**The task**
Without changing a character, return the entries, but not the images they hold.
==== Source data
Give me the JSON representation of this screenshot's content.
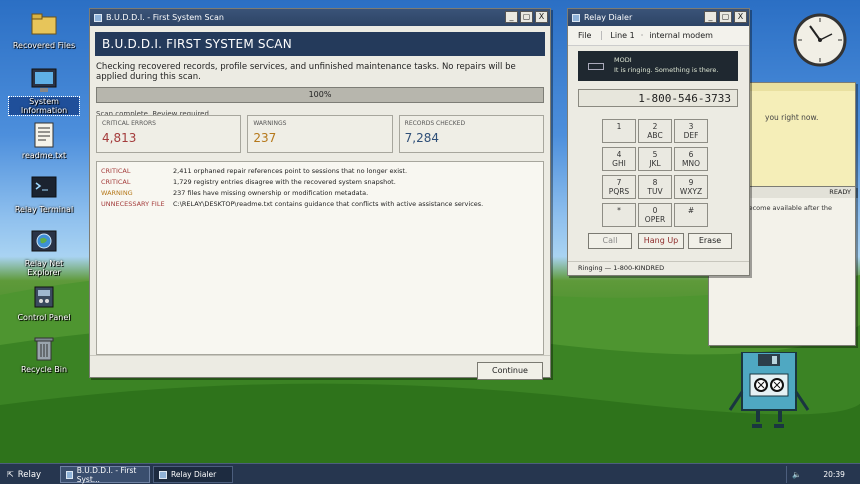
{
  "desktop": {
    "icons": [
      {
        "label": "Recovered Files",
        "icon": "folder-icon"
      },
      {
        "label": "System Information",
        "icon": "monitor-icon"
      },
      {
        "label": "readme.txt",
        "icon": "document-icon"
      },
      {
        "label": "Relay Terminal",
        "icon": "terminal-icon"
      },
      {
        "label": "Relay Net Explorer",
        "icon": "globe-icon"
      },
      {
        "label": "Control Panel",
        "icon": "control-panel-icon"
      },
      {
        "label": "Recycle Bin",
        "icon": "trash-icon"
      }
    ]
  },
  "scan_window": {
    "title": "B.U.D.D.I. - First System Scan",
    "controls": {
      "minimize": "_",
      "maximize": "▢",
      "close": "X"
    },
    "header": "B.U.D.D.I. FIRST SYSTEM SCAN",
    "description": "Checking recovered records, profile services, and unfinished maintenance tasks. No repairs will be applied during this scan.",
    "progress": {
      "percent_text": "100%",
      "value": 1.0
    },
    "status": "Scan complete. Review required.",
    "stats": [
      {
        "label": "CRITICAL ERRORS",
        "value": "4,813",
        "color": "#a43c3c"
      },
      {
        "label": "WARNINGS",
        "value": "237",
        "color": "#b5781a"
      },
      {
        "label": "RECORDS CHECKED",
        "value": "7,284",
        "color": "#2f4f78"
      }
    ],
    "log": [
      {
        "severity": "CRITICAL",
        "color": "#a43c3c",
        "message": "2,411 orphaned repair references point to sessions that no longer exist."
      },
      {
        "severity": "CRITICAL",
        "color": "#a43c3c",
        "message": "1,729 registry entries disagree with the recovered system snapshot."
      },
      {
        "severity": "WARNING",
        "color": "#b5781a",
        "message": "237 files have missing ownership or modification metadata."
      },
      {
        "severity": "UNNECESSARY FILE",
        "color": "#a43c3c",
        "message": "C:\\RELAY\\DESKTOP\\readme.txt contains guidance that conflicts with active assistance services."
      }
    ],
    "continue_label": "Continue"
  },
  "dialer": {
    "title": "Relay Dialer",
    "controls": {
      "minimize": "_",
      "maximize": "▢",
      "close": "X"
    },
    "menu": {
      "file": "File",
      "line": "Line 1",
      "device": "internal modem"
    },
    "lcd": {
      "label": "MODI",
      "message": "It is ringing. Something is there."
    },
    "number": "1-800-546-3733",
    "keys": [
      {
        "n": "1",
        "l": ""
      },
      {
        "n": "2",
        "l": "ABC"
      },
      {
        "n": "3",
        "l": "DEF"
      },
      {
        "n": "4",
        "l": "GHI"
      },
      {
        "n": "5",
        "l": "JKL"
      },
      {
        "n": "6",
        "l": "MNO"
      },
      {
        "n": "7",
        "l": "PQRS"
      },
      {
        "n": "8",
        "l": "TUV"
      },
      {
        "n": "9",
        "l": "WXYZ"
      },
      {
        "n": "*",
        "l": ""
      },
      {
        "n": "0",
        "l": "OPER"
      },
      {
        "n": "#",
        "l": ""
      }
    ],
    "actions": {
      "call": "Call",
      "hang_up": "Hang Up",
      "erase": "Erase"
    },
    "status": "Ringing — 1-800-KINDRED"
  },
  "background_windows": {
    "note_text": "you right now.",
    "panel_status": "READY",
    "panel_text": "s become available after the"
  },
  "taskbar": {
    "start_label": "Relay",
    "tasks": [
      "B.U.D.D.I. - First Syst...",
      "Relay Dialer"
    ],
    "time": "20:39"
  }
}
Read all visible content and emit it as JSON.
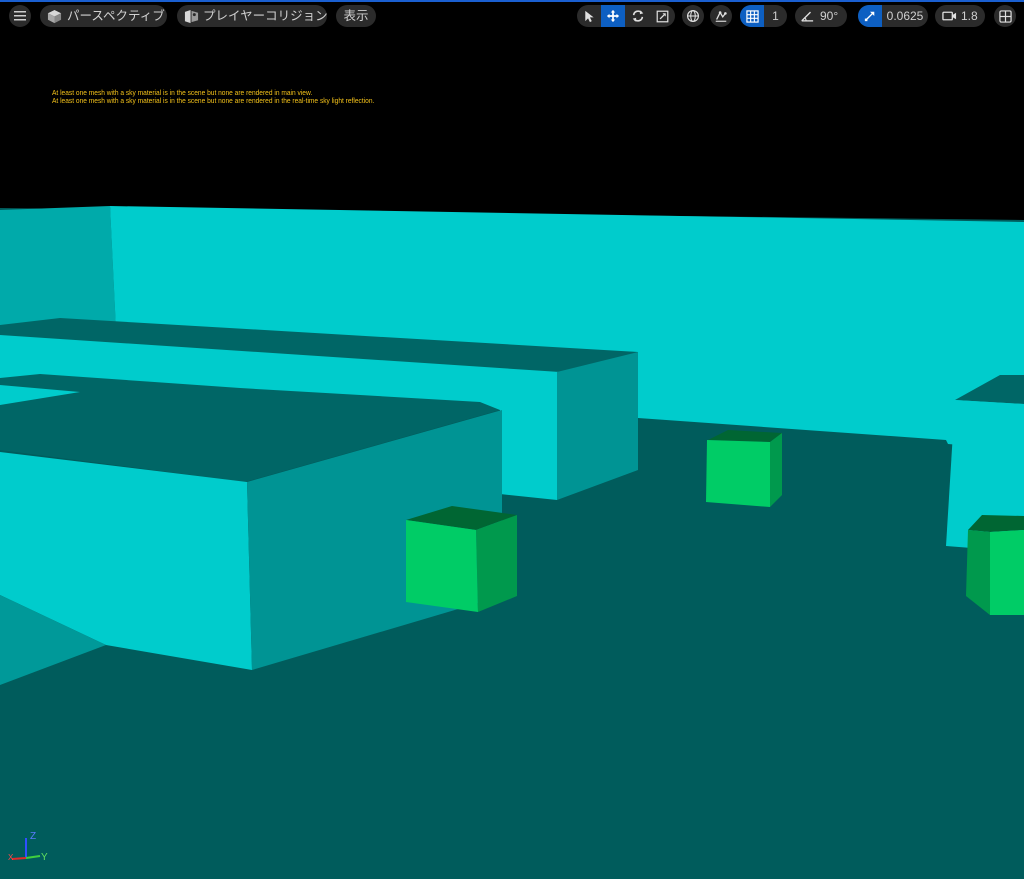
{
  "toolbar": {
    "menu_icon": "hamburger-icon",
    "perspective_label": "パースペクティブ",
    "collision_label": "プレイヤーコリジョン",
    "show_label": "表示",
    "grid_snap_value": "1",
    "rotation_snap_value": "90°",
    "scale_snap_value": "0.0625",
    "camera_speed_value": "1.8"
  },
  "messages": {
    "line1": "At least one mesh with a sky material is in the scene but none are rendered in main view.",
    "line2": "At least one mesh with a sky material is in the scene but none are rendered in the real-time sky light reflection."
  },
  "axis": {
    "z_label": "Z",
    "y_label": "Y",
    "x_label": "X"
  },
  "colors": {
    "accent": "#0d5fc2",
    "message": "#f4c21a",
    "floor": "#005c5c",
    "cyan_face": "#00cccc",
    "cyan_side": "#009494",
    "cyan_top": "#006666",
    "green_front": "#00cc66",
    "green_side": "#00994d",
    "green_top": "#006633"
  }
}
========
**Task answer**
Give me the JSON representation of this screenshot's content.
{
  "desktop": {
    "icons": [
      {
        "label": "Recovered Files",
        "icon": "folder-icon"
      },
      {
        "label": "System Information",
        "icon": "monitor-icon"
      },
      {
        "label": "readme.txt",
        "icon": "document-icon"
      },
      {
        "label": "Relay Terminal",
        "icon": "terminal-icon"
      },
      {
        "label": "Relay Net Explorer",
        "icon": "globe-icon"
      },
      {
        "label": "Control Panel",
        "icon": "control-panel-icon"
      },
      {
        "label": "Recycle Bin",
        "icon": "trash-icon"
      }
    ]
  },
  "scan_window": {
    "title": "B.U.D.D.I. - First System Scan",
    "controls": {
      "minimize": "_",
      "maximize": "▢",
      "close": "X"
    },
    "header": "B.U.D.D.I. FIRST SYSTEM SCAN",
    "description": "Checking recovered records, profile services, and unfinished maintenance tasks. No repairs will be applied during this scan.",
    "progress": {
      "percent_text": "100%",
      "value": 1.0
    },
    "status": "Scan complete. Review required.",
    "stats": [
      {
        "label": "CRITICAL ERRORS",
        "value": "4,813",
        "color": "#a43c3c"
      },
      {
        "label": "WARNINGS",
        "value": "237",
        "color": "#b5781a"
      },
      {
        "label": "RECORDS CHECKED",
        "value": "7,284",
        "color": "#2f4f78"
      }
    ],
    "log": [
      {
        "severity": "CRITICAL",
        "color": "#a43c3c",
        "message": "2,411 orphaned repair references point to sessions that no longer exist."
      },
      {
        "severity": "CRITICAL",
        "color": "#a43c3c",
        "message": "1,729 registry entries disagree with the recovered system snapshot."
      },
      {
        "severity": "WARNING",
        "color": "#b5781a",
        "message": "237 files have missing ownership or modification metadata."
      },
      {
        "severity": "UNNECESSARY FILE",
        "color": "#a43c3c",
        "message": "C:\\RELAY\\DESKTOP\\readme.txt contains guidance that conflicts with active assistance services."
      }
    ],
    "continue_label": "Continue"
  },
  "dialer": {
    "title": "Relay Dialer",
    "controls": {
      "minimize": "_",
      "maximize": "▢",
      "close": "X"
    },
    "menu": {
      "file": "File",
      "line": "Line 1",
      "device": "internal modem"
    },
    "lcd": {
      "label": "MODI",
      "message": "It is ringing. Something is there."
    },
    "number": "1-800-546-3733",
    "keys": [
      {
        "n": "1",
        "l": ""
      },
      {
        "n": "2",
        "l": "ABC"
      },
      {
        "n": "3",
        "l": "DEF"
      },
      {
        "n": "4",
        "l": "GHI"
      },
      {
        "n": "5",
        "l": "JKL"
      },
      {
        "n": "6",
        "l": "MNO"
      },
      {
        "n": "7",
        "l": "PQRS"
      },
      {
        "n": "8",
        "l": "TUV"
      },
      {
        "n": "9",
        "l": "WXYZ"
      },
      {
        "n": "*",
        "l": ""
      },
      {
        "n": "0",
        "l": "OPER"
      },
      {
        "n": "#",
        "l": ""
      }
    ],
    "actions": {
      "call": "Call",
      "hang_up": "Hang Up",
      "erase": "Erase"
    },
    "status": "Ringing — 1-800-KINDRED"
  },
  "background_windows": {
    "note_text": "you right now.",
    "panel_status": "READY",
    "panel_text": "s become available after the"
  },
  "taskbar": {
    "start_label": "Relay",
    "tasks": [
      "B.U.D.D.I. - First Syst...",
      "Relay Dialer"
    ],
    "time": "20:39"
  }
}
Read all visible content and emit it as JSON.
{
  "toolbar": {
    "menu_icon": "hamburger-icon",
    "perspective_label": "パースペクティブ",
    "collision_label": "プレイヤーコリジョン",
    "show_label": "表示",
    "grid_snap_value": "1",
    "rotation_snap_value": "90°",
    "scale_snap_value": "0.0625",
    "camera_speed_value": "1.8"
  },
  "messages": {
    "line1": "At least one mesh with a sky material is in the scene but none are rendered in main view.",
    "line2": "At least one mesh with a sky material is in the scene but none are rendered in the real-time sky light reflection."
  },
  "axis": {
    "z_label": "Z",
    "y_label": "Y",
    "x_label": "X"
  },
  "colors": {
    "accent": "#0d5fc2",
    "message": "#f4c21a",
    "floor": "#005c5c",
    "cyan_face": "#00cccc",
    "cyan_side": "#009494",
    "cyan_top": "#006666",
    "green_front": "#00cc66",
    "green_side": "#00994d",
    "green_top": "#006633"
  }
}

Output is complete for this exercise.